Task — Pull every line from the rows below word for word, and leave out the pictures.

## start Raw data

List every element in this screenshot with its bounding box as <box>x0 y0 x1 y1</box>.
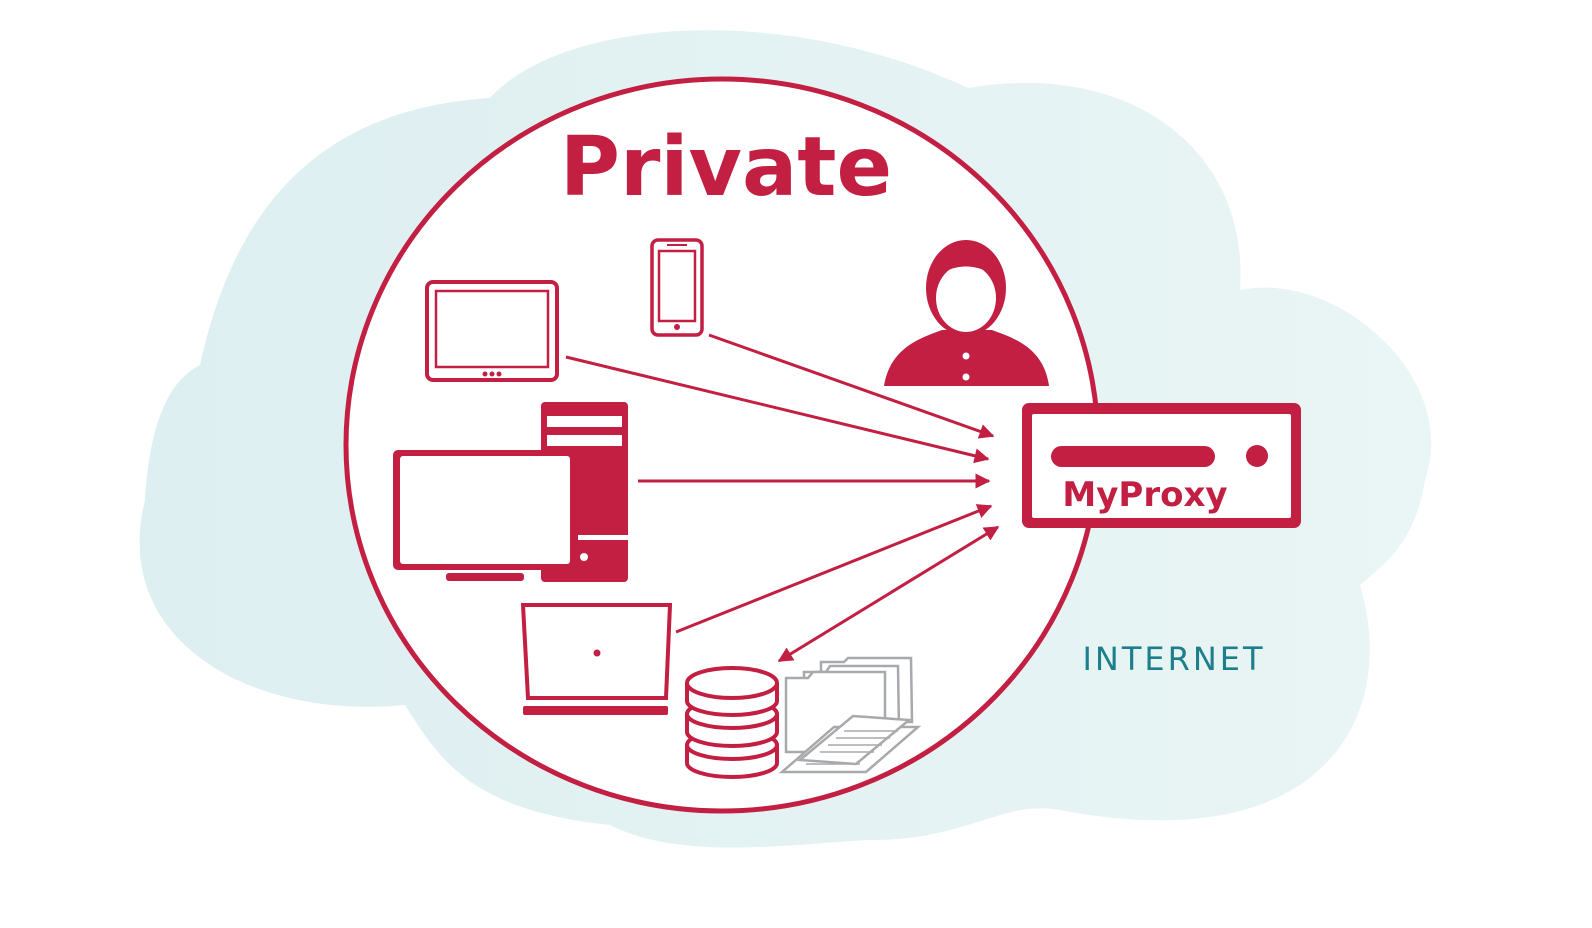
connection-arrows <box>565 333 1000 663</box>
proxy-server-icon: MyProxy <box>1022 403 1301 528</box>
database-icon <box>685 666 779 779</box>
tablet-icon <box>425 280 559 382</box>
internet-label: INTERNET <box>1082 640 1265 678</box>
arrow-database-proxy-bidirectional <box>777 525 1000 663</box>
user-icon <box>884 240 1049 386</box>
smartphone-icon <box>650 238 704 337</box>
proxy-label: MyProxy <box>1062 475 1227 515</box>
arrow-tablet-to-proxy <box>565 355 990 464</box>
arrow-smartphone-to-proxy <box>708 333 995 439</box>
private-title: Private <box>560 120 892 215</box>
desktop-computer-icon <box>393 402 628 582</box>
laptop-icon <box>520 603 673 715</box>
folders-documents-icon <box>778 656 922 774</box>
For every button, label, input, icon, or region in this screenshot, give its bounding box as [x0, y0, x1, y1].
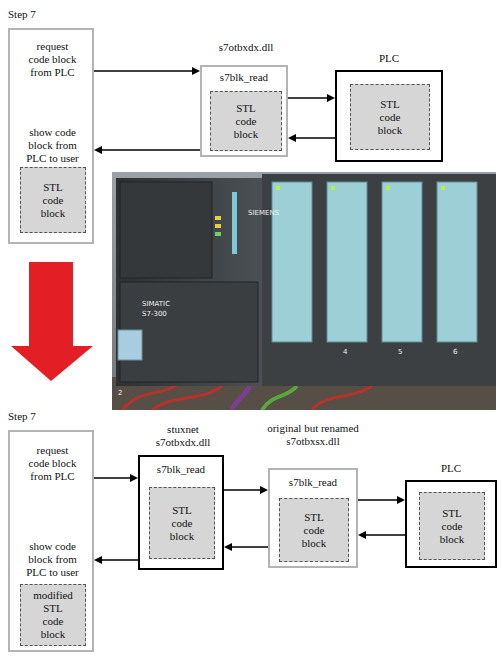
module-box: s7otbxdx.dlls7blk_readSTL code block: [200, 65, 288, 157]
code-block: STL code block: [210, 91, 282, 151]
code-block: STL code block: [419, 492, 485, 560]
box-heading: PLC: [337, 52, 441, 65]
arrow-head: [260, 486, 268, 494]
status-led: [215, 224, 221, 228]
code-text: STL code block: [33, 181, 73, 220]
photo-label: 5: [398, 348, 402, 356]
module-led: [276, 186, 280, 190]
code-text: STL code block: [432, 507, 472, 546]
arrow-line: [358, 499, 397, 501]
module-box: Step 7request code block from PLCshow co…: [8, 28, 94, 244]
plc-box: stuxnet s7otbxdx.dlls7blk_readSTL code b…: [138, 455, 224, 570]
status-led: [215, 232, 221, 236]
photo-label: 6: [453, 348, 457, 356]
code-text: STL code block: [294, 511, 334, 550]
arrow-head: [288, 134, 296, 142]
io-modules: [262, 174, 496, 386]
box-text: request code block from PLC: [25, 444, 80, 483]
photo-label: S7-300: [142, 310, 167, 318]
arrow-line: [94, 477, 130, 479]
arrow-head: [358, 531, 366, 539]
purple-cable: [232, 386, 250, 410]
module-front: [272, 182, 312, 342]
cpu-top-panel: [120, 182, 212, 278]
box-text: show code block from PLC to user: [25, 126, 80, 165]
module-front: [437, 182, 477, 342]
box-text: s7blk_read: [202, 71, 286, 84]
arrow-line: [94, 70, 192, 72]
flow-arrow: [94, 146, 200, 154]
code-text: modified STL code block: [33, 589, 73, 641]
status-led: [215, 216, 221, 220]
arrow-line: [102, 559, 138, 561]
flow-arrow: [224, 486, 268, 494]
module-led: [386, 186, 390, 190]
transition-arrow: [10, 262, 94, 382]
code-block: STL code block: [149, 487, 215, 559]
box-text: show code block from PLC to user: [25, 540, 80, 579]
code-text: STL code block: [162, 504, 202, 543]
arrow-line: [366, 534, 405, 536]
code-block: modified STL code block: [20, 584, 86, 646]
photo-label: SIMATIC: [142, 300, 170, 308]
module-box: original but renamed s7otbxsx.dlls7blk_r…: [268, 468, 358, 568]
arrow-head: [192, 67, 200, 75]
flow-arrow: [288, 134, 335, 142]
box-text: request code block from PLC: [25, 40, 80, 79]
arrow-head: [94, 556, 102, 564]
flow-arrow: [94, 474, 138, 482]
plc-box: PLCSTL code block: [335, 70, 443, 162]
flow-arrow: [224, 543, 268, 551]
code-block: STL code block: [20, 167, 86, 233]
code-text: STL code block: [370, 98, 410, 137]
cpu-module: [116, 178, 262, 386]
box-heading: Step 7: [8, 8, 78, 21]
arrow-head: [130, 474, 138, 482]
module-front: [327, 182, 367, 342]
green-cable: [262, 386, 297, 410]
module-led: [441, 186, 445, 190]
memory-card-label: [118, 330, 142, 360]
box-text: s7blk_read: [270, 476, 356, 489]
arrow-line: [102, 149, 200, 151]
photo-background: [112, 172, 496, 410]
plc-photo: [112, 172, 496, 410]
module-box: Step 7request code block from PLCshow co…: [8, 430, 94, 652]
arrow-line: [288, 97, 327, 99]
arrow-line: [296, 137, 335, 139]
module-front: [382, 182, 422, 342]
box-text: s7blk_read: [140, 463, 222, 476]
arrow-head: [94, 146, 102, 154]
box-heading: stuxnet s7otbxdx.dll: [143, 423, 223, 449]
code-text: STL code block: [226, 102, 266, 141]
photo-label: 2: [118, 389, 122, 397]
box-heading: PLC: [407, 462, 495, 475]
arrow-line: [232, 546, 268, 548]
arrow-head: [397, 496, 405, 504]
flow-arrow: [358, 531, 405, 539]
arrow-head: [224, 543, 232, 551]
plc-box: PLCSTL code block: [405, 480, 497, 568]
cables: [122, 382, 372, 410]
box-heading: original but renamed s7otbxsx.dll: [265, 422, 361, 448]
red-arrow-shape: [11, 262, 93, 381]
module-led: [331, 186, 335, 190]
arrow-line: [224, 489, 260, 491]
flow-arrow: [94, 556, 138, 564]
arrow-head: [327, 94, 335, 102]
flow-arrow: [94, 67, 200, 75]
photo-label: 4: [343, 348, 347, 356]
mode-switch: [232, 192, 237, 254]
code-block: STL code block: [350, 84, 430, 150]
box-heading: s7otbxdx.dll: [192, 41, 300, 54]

## end Raw data

Complete response —
List every element in this screenshot with its bounding box as <box>x0 y0 x1 y1</box>.
connection-arrows <box>565 333 1000 663</box>
proxy-server-icon: MyProxy <box>1022 403 1301 528</box>
database-icon <box>685 666 779 779</box>
tablet-icon <box>425 280 559 382</box>
internet-label: INTERNET <box>1082 640 1265 678</box>
arrow-database-proxy-bidirectional <box>777 525 1000 663</box>
user-icon <box>884 240 1049 386</box>
smartphone-icon <box>650 238 704 337</box>
proxy-label: MyProxy <box>1062 475 1227 515</box>
arrow-tablet-to-proxy <box>565 355 990 464</box>
arrow-smartphone-to-proxy <box>708 333 995 439</box>
private-title: Private <box>560 120 892 215</box>
desktop-computer-icon <box>393 402 628 582</box>
laptop-icon <box>520 603 673 715</box>
folders-documents-icon <box>778 656 922 774</box>
For every button, label, input, icon, or region in this screenshot, give its bounding box as [x0, y0, x1, y1].
module-box: s7otbxdx.dlls7blk_readSTL code block: [200, 65, 288, 157]
code-block: STL code block: [210, 91, 282, 151]
code-block: STL code block: [419, 492, 485, 560]
box-heading: PLC: [337, 52, 441, 65]
arrow-head: [260, 486, 268, 494]
status-led: [215, 224, 221, 228]
code-text: STL code block: [33, 181, 73, 220]
photo-label: 5: [398, 348, 402, 356]
module-led: [276, 186, 280, 190]
code-text: STL code block: [432, 507, 472, 546]
arrow-line: [358, 499, 397, 501]
module-box: Step 7request code block from PLCshow co…: [8, 28, 94, 244]
plc-box: stuxnet s7otbxdx.dlls7blk_readSTL code b…: [138, 455, 224, 570]
status-led: [215, 232, 221, 236]
photo-label: 6: [453, 348, 457, 356]
code-text: STL code block: [294, 511, 334, 550]
arrow-head: [288, 134, 296, 142]
io-modules: [262, 174, 496, 386]
box-text: request code block from PLC: [25, 444, 80, 483]
photo-label: S7-300: [142, 310, 167, 318]
arrow-line: [94, 477, 130, 479]
arrow-head: [358, 531, 366, 539]
purple-cable: [232, 386, 250, 410]
module-front: [272, 182, 312, 342]
cpu-top-panel: [120, 182, 212, 278]
box-text: show code block from PLC to user: [25, 126, 80, 165]
module-front: [437, 182, 477, 342]
box-text: s7blk_read: [202, 71, 286, 84]
arrow-line: [94, 70, 192, 72]
flow-arrow: [94, 146, 200, 154]
code-text: modified STL code block: [33, 589, 73, 641]
status-led: [215, 216, 221, 220]
arrow-line: [102, 559, 138, 561]
flow-arrow: [224, 486, 268, 494]
module-led: [386, 186, 390, 190]
transition-arrow: [10, 262, 94, 382]
code-block: STL code block: [149, 487, 215, 559]
box-text: show code block from PLC to user: [25, 540, 80, 579]
code-text: STL code block: [162, 504, 202, 543]
arrow-line: [366, 534, 405, 536]
code-block: modified STL code block: [20, 584, 86, 646]
photo-label: SIMATIC: [142, 300, 170, 308]
module-box: original but renamed s7otbxsx.dlls7blk_r…: [268, 468, 358, 568]
arrow-head: [192, 67, 200, 75]
flow-arrow: [288, 134, 335, 142]
box-text: request code block from PLC: [25, 40, 80, 79]
arrow-head: [94, 556, 102, 564]
flow-arrow: [94, 474, 138, 482]
plc-box: PLCSTL code block: [335, 70, 443, 162]
flow-arrow: [224, 543, 268, 551]
code-block: STL code block: [20, 167, 86, 233]
code-text: STL code block: [370, 98, 410, 137]
cpu-module: [116, 178, 262, 386]
box-heading: Step 7: [8, 8, 78, 21]
arrow-head: [130, 474, 138, 482]
module-front: [327, 182, 367, 342]
green-cable: [262, 386, 297, 410]
module-led: [441, 186, 445, 190]
memory-card-label: [118, 330, 142, 360]
box-text: s7blk_read: [270, 476, 356, 489]
arrow-line: [102, 149, 200, 151]
photo-background: [112, 172, 496, 410]
plc-photo: [112, 172, 496, 410]
module-box: Step 7request code block from PLCshow co…: [8, 430, 94, 652]
arrow-line: [288, 97, 327, 99]
arrow-line: [296, 137, 335, 139]
module-front: [382, 182, 422, 342]
box-text: s7blk_read: [140, 463, 222, 476]
arrow-head: [94, 146, 102, 154]
box-heading: stuxnet s7otbxdx.dll: [143, 423, 223, 449]
code-text: STL code block: [226, 102, 266, 141]
photo-label: 2: [118, 389, 122, 397]
box-heading: PLC: [407, 462, 495, 475]
arrow-line: [232, 546, 268, 548]
arrow-head: [397, 496, 405, 504]
flow-arrow: [358, 531, 405, 539]
arrow-head: [224, 543, 232, 551]
plc-box: PLCSTL code block: [405, 480, 497, 568]
cables: [122, 382, 372, 410]
box-heading: original but renamed s7otbxsx.dll: [265, 422, 361, 448]
red-arrow-shape: [11, 262, 93, 381]
module-led: [331, 186, 335, 190]
arrow-line: [224, 489, 260, 491]
flow-arrow: [94, 556, 138, 564]
arrow-head: [327, 94, 335, 102]
flow-arrow: [94, 67, 200, 75]
photo-label: 4: [343, 348, 347, 356]
mode-switch: [232, 192, 237, 254]
code-block: STL code block: [350, 84, 430, 150]
box-heading: s7otbxdx.dll: [192, 41, 300, 54]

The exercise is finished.